*PROMPT:* Repeat the listing in full, preserving every character.

*Extracted data entries:*

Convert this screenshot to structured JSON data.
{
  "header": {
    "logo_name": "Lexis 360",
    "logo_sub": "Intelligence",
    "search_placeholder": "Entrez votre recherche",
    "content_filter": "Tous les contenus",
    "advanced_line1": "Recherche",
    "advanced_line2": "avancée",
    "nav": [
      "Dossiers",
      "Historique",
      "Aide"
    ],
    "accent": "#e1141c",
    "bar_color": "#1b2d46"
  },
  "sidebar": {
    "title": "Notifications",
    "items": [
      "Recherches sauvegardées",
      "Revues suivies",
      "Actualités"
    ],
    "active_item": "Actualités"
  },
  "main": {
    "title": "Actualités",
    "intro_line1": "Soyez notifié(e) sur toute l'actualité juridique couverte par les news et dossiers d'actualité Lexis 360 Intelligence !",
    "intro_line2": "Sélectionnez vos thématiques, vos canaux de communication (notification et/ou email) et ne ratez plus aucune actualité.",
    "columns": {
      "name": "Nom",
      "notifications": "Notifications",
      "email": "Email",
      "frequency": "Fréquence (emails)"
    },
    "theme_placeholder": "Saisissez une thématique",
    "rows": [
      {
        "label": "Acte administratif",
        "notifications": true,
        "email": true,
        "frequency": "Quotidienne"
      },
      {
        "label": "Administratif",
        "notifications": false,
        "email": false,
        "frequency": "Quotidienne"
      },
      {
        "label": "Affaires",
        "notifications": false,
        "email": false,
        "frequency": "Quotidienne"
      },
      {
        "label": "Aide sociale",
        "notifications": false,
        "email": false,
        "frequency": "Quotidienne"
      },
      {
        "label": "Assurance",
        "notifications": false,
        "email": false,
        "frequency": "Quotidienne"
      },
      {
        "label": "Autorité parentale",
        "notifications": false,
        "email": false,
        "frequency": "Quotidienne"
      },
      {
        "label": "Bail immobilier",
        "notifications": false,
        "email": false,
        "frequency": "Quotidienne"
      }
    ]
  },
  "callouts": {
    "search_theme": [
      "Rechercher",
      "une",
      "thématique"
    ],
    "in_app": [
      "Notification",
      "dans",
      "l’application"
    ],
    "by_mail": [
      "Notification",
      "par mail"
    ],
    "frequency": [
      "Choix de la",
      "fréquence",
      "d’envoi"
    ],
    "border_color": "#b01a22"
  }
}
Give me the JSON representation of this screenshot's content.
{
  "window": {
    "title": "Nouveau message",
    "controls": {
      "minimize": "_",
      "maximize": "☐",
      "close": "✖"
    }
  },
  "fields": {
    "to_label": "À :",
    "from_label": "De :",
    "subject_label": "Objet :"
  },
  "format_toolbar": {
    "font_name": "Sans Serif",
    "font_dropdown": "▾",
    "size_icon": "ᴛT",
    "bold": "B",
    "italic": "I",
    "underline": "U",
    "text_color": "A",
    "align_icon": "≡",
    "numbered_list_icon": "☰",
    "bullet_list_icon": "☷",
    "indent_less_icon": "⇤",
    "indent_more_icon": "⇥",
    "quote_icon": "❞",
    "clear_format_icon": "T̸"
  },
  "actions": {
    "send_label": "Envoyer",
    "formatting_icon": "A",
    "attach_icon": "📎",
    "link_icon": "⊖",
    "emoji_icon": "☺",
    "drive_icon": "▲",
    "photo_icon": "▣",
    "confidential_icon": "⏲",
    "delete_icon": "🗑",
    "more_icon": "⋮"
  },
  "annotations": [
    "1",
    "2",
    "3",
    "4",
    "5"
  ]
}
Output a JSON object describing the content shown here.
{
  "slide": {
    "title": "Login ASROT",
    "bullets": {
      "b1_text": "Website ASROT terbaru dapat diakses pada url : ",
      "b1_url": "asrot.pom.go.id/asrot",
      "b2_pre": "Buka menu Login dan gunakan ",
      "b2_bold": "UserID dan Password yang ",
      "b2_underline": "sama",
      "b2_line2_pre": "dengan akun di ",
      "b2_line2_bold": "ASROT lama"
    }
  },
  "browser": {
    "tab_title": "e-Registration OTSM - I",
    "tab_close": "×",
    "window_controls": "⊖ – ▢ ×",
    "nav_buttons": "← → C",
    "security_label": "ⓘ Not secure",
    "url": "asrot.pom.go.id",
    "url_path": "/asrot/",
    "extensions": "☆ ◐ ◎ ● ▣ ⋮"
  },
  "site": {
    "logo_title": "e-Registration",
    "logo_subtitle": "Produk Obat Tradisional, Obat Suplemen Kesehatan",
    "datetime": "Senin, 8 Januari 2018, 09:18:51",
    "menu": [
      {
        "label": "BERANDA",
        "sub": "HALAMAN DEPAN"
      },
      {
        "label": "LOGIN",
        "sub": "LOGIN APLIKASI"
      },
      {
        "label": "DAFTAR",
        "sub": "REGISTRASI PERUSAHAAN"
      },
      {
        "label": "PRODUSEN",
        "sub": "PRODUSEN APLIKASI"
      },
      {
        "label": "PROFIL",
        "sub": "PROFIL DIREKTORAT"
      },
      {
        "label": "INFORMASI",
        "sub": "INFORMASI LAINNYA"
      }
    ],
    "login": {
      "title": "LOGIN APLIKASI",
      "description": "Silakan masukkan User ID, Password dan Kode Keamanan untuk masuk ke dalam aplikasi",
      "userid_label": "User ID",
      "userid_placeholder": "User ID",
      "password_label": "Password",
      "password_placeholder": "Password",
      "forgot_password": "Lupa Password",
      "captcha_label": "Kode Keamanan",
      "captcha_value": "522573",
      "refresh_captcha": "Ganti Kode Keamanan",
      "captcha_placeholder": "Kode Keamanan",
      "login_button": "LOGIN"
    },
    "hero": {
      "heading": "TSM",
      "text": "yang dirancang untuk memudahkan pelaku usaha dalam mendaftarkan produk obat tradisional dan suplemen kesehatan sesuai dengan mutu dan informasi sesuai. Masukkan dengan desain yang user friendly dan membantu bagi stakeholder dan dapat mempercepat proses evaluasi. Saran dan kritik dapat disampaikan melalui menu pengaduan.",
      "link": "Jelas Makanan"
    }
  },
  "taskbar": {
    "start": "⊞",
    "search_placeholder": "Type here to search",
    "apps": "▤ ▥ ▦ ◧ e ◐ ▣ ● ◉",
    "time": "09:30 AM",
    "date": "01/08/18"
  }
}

*SOLVED PROBLEM:*
Convert this screenshot to structured JSON data.
{
  "header": {
    "logo_name": "Lexis 360",
    "logo_sub": "Intelligence",
    "search_placeholder": "Entrez votre recherche",
    "content_filter": "Tous les contenus",
    "advanced_line1": "Recherche",
    "advanced_line2": "avancée",
    "nav": [
      "Dossiers",
      "Historique",
      "Aide"
    ],
    "accent": "#e1141c",
    "bar_color": "#1b2d46"
  },
  "sidebar": {
    "title": "Notifications",
    "items": [
      "Recherches sauvegardées",
      "Revues suivies",
      "Actualités"
    ],
    "active_item": "Actualités"
  },
  "main": {
    "title": "Actualités",
    "intro_line1": "Soyez notifié(e) sur toute l'actualité juridique couverte par les news et dossiers d'actualité Lexis 360 Intelligence !",
    "intro_line2": "Sélectionnez vos thématiques, vos canaux de communication (notification et/ou email) et ne ratez plus aucune actualité.",
    "columns": {
      "name": "Nom",
      "notifications": "Notifications",
      "email": "Email",
      "frequency": "Fréquence (emails)"
    },
    "theme_placeholder": "Saisissez une thématique",
    "rows": [
      {
        "label": "Acte administratif",
        "notifications": true,
        "email": true,
        "frequency": "Quotidienne"
      },
      {
        "label": "Administratif",
        "notifications": false,
        "email": false,
        "frequency": "Quotidienne"
      },
      {
        "label": "Affaires",
        "notifications": false,
        "email": false,
        "frequency": "Quotidienne"
      },
      {
        "label": "Aide sociale",
        "notifications": false,
        "email": false,
        "frequency": "Quotidienne"
      },
      {
        "label": "Assurance",
        "notifications": false,
        "email": false,
        "frequency": "Quotidienne"
      },
      {
        "label": "Autorité parentale",
        "notifications": false,
        "email": false,
        "frequency": "Quotidienne"
      },
      {
        "label": "Bail immobilier",
        "notifications": false,
        "email": false,
        "frequency": "Quotidienne"
      }
    ]
  },
  "callouts": {
    "search_theme": [
      "Rechercher",
      "une",
      "thématique"
    ],
    "in_app": [
      "Notification",
      "dans",
      "l’application"
    ],
    "by_mail": [
      "Notification",
      "par mail"
    ],
    "frequency": [
      "Choix de la",
      "fréquence",
      "d’envoi"
    ],
    "border_color": "#b01a22"
  }
}
Give me the JSON representation of this screenshot's content.
{
  "window": {
    "title": "Nouveau message",
    "controls": {
      "minimize": "_",
      "maximize": "☐",
      "close": "✖"
    }
  },
  "fields": {
    "to_label": "À :",
    "from_label": "De :",
    "subject_label": "Objet :"
  },
  "format_toolbar": {
    "font_name": "Sans Serif",
    "font_dropdown": "▾",
    "size_icon": "ᴛT",
    "bold": "B",
    "italic": "I",
    "underline": "U",
    "text_color": "A",
    "align_icon": "≡",
    "numbered_list_icon": "☰",
    "bullet_list_icon": "☷",
    "indent_less_icon": "⇤",
    "indent_more_icon": "⇥",
    "quote_icon": "❞",
    "clear_format_icon": "T̸"
  },
  "actions": {
    "send_label": "Envoyer",
    "formatting_icon": "A",
    "attach_icon": "📎",
    "link_icon": "⊖",
    "emoji_icon": "☺",
    "drive_icon": "▲",
    "photo_icon": "▣",
    "confidential_icon": "⏲",
    "delete_icon": "🗑",
    "more_icon": "⋮"
  },
  "annotations": [
    "1",
    "2",
    "3",
    "4",
    "5"
  ]
}
Output a JSON object describing the content shown here.
{
  "slide": {
    "title": "Login ASROT",
    "bullets": {
      "b1_text": "Website ASROT terbaru dapat diakses pada url : ",
      "b1_url": "asrot.pom.go.id/asrot",
      "b2_pre": "Buka menu Login dan gunakan ",
      "b2_bold": "UserID dan Password yang ",
      "b2_underline": "sama",
      "b2_line2_pre": "dengan akun di ",
      "b2_line2_bold": "ASROT lama"
    }
  },
  "browser": {
    "tab_title": "e-Registration OTSM - I",
    "tab_close": "×",
    "window_controls": "⊖ – ▢ ×",
    "nav_buttons": "← → C",
    "security_label": "ⓘ Not secure",
    "url": "asrot.pom.go.id",
    "url_path": "/asrot/",
    "extensions": "☆ ◐ ◎ ● ▣ ⋮"
  },
  "site": {
    "logo_title": "e-Registration",
    "logo_subtitle": "Produk Obat Tradisional, Obat Suplemen Kesehatan",
    "datetime": "Senin, 8 Januari 2018, 09:18:51",
    "menu": [
      {
        "label": "BERANDA",
        "sub": "HALAMAN DEPAN"
      },
      {
        "label": "LOGIN",
        "sub": "LOGIN APLIKASI"
      },
      {
        "label": "DAFTAR",
        "sub": "REGISTRASI PERUSAHAAN"
      },
      {
        "label": "PRODUSEN",
        "sub": "PRODUSEN APLIKASI"
      },
      {
        "label": "PROFIL",
        "sub": "PROFIL DIREKTORAT"
      },
      {
        "label": "INFORMASI",
        "sub": "INFORMASI LAINNYA"
      }
    ],
    "login": {
      "title": "LOGIN APLIKASI",
      "description": "Silakan masukkan User ID, Password dan Kode Keamanan untuk masuk ke dalam aplikasi",
      "userid_label": "User ID",
      "userid_placeholder": "User ID",
      "password_label": "Password",
      "password_placeholder": "Password",
      "forgot_password": "Lupa Password",
      "captcha_label": "Kode Keamanan",
      "captcha_value": "522573",
      "refresh_captcha": "Ganti Kode Keamanan",
      "captcha_placeholder": "Kode Keamanan",
      "login_button": "LOGIN"
    },
    "hero": {
      "heading": "TSM",
      "text": "yang dirancang untuk memudahkan pelaku usaha dalam mendaftarkan produk obat tradisional dan suplemen kesehatan sesuai dengan mutu dan informasi sesuai. Masukkan dengan desain yang user friendly dan membantu bagi stakeholder dan dapat mempercepat proses evaluasi. Saran dan kritik dapat disampaikan melalui menu pengaduan.",
      "link": "Jelas Makanan"
    }
  },
  "taskbar": {
    "start": "⊞",
    "search_placeholder": "Type here to search",
    "apps": "▤ ▥ ▦ ◧ e ◐ ▣ ● ◉",
    "time": "09:30 AM",
    "date": "01/08/18"
  }
}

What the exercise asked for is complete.